(Data entries)
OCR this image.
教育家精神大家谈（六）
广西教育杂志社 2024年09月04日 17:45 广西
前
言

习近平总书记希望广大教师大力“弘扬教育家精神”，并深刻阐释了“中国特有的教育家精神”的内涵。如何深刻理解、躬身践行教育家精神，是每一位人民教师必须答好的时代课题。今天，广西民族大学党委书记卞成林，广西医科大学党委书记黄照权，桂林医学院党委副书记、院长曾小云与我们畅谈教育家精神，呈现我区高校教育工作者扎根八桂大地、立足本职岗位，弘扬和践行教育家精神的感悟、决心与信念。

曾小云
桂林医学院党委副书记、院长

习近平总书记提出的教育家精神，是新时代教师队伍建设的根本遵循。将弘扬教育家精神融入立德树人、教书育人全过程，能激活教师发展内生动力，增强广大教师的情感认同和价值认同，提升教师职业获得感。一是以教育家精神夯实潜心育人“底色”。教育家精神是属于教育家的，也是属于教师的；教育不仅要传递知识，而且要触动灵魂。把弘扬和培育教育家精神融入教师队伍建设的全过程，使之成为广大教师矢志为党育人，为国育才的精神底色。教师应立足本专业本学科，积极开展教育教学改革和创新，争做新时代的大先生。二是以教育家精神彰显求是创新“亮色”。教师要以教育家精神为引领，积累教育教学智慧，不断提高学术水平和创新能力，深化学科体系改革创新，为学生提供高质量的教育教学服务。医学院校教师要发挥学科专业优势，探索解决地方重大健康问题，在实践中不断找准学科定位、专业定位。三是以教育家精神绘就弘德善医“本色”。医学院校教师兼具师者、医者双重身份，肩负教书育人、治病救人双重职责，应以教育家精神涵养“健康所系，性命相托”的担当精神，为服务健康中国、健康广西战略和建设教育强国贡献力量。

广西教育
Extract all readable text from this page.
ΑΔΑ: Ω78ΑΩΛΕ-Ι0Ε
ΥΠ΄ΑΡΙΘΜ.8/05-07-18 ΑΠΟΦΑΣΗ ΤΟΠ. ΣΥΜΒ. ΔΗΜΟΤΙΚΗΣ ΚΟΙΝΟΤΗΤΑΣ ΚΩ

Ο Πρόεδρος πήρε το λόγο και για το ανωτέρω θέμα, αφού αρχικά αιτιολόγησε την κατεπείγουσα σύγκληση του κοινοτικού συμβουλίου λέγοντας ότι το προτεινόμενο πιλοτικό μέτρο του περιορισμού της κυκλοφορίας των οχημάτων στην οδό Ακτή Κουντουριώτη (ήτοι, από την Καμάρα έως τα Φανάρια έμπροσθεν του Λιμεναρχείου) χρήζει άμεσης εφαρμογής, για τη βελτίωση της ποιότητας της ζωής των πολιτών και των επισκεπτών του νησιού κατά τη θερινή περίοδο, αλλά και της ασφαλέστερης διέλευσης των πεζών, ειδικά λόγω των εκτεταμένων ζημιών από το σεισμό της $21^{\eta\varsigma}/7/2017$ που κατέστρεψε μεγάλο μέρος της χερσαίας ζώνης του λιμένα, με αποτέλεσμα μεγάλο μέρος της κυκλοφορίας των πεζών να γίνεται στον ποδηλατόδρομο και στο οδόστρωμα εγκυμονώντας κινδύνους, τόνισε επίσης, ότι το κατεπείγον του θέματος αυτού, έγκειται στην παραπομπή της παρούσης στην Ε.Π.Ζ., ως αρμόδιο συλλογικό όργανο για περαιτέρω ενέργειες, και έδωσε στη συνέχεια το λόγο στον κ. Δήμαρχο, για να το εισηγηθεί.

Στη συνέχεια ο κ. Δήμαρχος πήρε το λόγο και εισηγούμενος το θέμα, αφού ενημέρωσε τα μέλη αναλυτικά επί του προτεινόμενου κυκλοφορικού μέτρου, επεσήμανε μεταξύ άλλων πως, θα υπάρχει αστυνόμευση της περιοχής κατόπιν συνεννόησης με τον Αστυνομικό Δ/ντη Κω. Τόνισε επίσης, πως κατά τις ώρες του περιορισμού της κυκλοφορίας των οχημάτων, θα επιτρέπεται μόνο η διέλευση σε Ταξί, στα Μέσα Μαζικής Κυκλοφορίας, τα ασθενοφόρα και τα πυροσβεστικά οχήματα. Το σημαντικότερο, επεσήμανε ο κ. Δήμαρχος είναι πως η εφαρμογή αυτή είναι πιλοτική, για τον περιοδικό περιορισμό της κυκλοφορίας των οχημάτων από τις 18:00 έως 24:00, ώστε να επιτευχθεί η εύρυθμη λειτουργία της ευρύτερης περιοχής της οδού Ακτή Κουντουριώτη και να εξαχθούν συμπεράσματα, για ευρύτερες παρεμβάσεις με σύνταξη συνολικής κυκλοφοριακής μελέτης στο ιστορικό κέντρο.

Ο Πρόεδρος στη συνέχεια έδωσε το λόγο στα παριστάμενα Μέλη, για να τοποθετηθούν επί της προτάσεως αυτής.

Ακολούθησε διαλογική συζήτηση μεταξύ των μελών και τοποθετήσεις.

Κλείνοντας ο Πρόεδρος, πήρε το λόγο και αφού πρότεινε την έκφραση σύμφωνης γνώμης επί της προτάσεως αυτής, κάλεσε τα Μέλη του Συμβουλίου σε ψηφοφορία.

Set task
Could you reproduce every record above exactly as it appears?

Task output
OCR this image.
教育家精神大家谈（六）
广西教育杂志社 2024年09月04日 17:45 广西
前
言

习近平总书记希望广大教师大力“弘扬教育家精神”，并深刻阐释了“中国特有的教育家精神”的内涵。如何深刻理解、躬身践行教育家精神，是每一位人民教师必须答好的时代课题。今天，广西民族大学党委书记卞成林，广西医科大学党委书记黄照权，桂林医学院党委副书记、院长曾小云与我们畅谈教育家精神，呈现我区高校教育工作者扎根八桂大地、立足本职岗位，弘扬和践行教育家精神的感悟、决心与信念。

曾小云
桂林医学院党委副书记、院长

习近平总书记提出的教育家精神，是新时代教师队伍建设的根本遵循。将弘扬教育家精神融入立德树人、教书育人全过程，能激活教师发展内生动力，增强广大教师的情感认同和价值认同，提升教师职业获得感。一是以教育家精神夯实潜心育人“底色”。教育家精神是属于教育家的，也是属于教师的；教育不仅要传递知识，而且要触动灵魂。把弘扬和培育教育家精神融入教师队伍建设的全过程，使之成为广大教师矢志为党育人，为国育才的精神底色。教师应立足本专业本学科，积极开展教育教学改革和创新，争做新时代的大先生。二是以教育家精神彰显求是创新“亮色”。教师要以教育家精神为引领，积累教育教学智慧，不断提高学术水平和创新能力，深化学科体系改革创新，为学生提供高质量的教育教学服务。医学院校教师要发挥学科专业优势，探索解决地方重大健康问题，在实践中不断找准学科定位、专业定位。三是以教育家精神绘就弘德善医“本色”。医学院校教师兼具师者、医者双重身份，肩负教书育人、治病救人双重职责，应以教育家精神涵养“健康所系，性命相托”的担当精神，为服务健康中国、健康广西战略和建设教育强国贡献力量。

广西教育
Extract all readable text from this page.
ΑΔΑ: Ω78ΑΩΛΕ-Ι0Ε
ΥΠ΄ΑΡΙΘΜ.8/05-07-18 ΑΠΟΦΑΣΗ ΤΟΠ. ΣΥΜΒ. ΔΗΜΟΤΙΚΗΣ ΚΟΙΝΟΤΗΤΑΣ ΚΩ

Ο Πρόεδρος πήρε το λόγο και για το ανωτέρω θέμα, αφού αρχικά αιτιολόγησε την κατεπείγουσα σύγκληση του κοινοτικού συμβουλίου λέγοντας ότι το προτεινόμενο πιλοτικό μέτρο του περιορισμού της κυκλοφορίας των οχημάτων στην οδό Ακτή Κουντουριώτη (ήτοι, από την Καμάρα έως τα Φανάρια έμπροσθεν του Λιμεναρχείου) χρήζει άμεσης εφαρμογής, για τη βελτίωση της ποιότητας της ζωής των πολιτών και των επισκεπτών του νησιού κατά τη θερινή περίοδο, αλλά και της ασφαλέστερης διέλευσης των πεζών, ειδικά λόγω των εκτεταμένων ζημιών από το σεισμό της $21^{\eta\varsigma}/7/2017$ που κατέστρεψε μεγάλο μέρος της χερσαίας ζώνης του λιμένα, με αποτέλεσμα μεγάλο μέρος της κυκλοφορίας των πεζών να γίνεται στον ποδηλατόδρομο και στο οδόστρωμα εγκυμονώντας κινδύνους, τόνισε επίσης, ότι το κατεπείγον του θέματος αυτού, έγκειται στην παραπομπή της παρούσης στην Ε.Π.Ζ., ως αρμόδιο συλλογικό όργανο για περαιτέρω ενέργειες, και έδωσε στη συνέχεια το λόγο στον κ. Δήμαρχο, για να το εισηγηθεί.

Στη συνέχεια ο κ. Δήμαρχος πήρε το λόγο και εισηγούμενος το θέμα, αφού ενημέρωσε τα μέλη αναλυτικά επί του προτεινόμενου κυκλοφορικού μέτρου, επεσήμανε μεταξύ άλλων πως, θα υπάρχει αστυνόμευση της περιοχής κατόπιν συνεννόησης με τον Αστυνομικό Δ/ντη Κω. Τόνισε επίσης, πως κατά τις ώρες του περιορισμού της κυκλοφορίας των οχημάτων, θα επιτρέπεται μόνο η διέλευση σε Ταξί, στα Μέσα Μαζικής Κυκλοφορίας, τα ασθενοφόρα και τα πυροσβεστικά οχήματα. Το σημαντικότερο, επεσήμανε ο κ. Δήμαρχος είναι πως η εφαρμογή αυτή είναι πιλοτική, για τον περιοδικό περιορισμό της κυκλοφορίας των οχημάτων από τις 18:00 έως 24:00, ώστε να επιτευχθεί η εύρυθμη λειτουργία της ευρύτερης περιοχής της οδού Ακτή Κουντουριώτη και να εξαχθούν συμπεράσματα, για ευρύτερες παρεμβάσεις με σύνταξη συνολικής κυκλοφοριακής μελέτης στο ιστορικό κέντρο.

Ο Πρόεδρος στη συνέχεια έδωσε το λόγο στα παριστάμενα Μέλη, για να τοποθετηθούν επί της προτάσεως αυτής.

Ακολούθησε διαλογική συζήτηση μεταξύ των μελών και τοποθετήσεις.

Κλείνοντας ο Πρόεδρος, πήρε το λόγο και αφού πρότεινε την έκφραση σύμφωνης γνώμης επί της προτάσεως αυτής, κάλεσε τα Μέλη του Συμβουλίου σε ψηφοφορία.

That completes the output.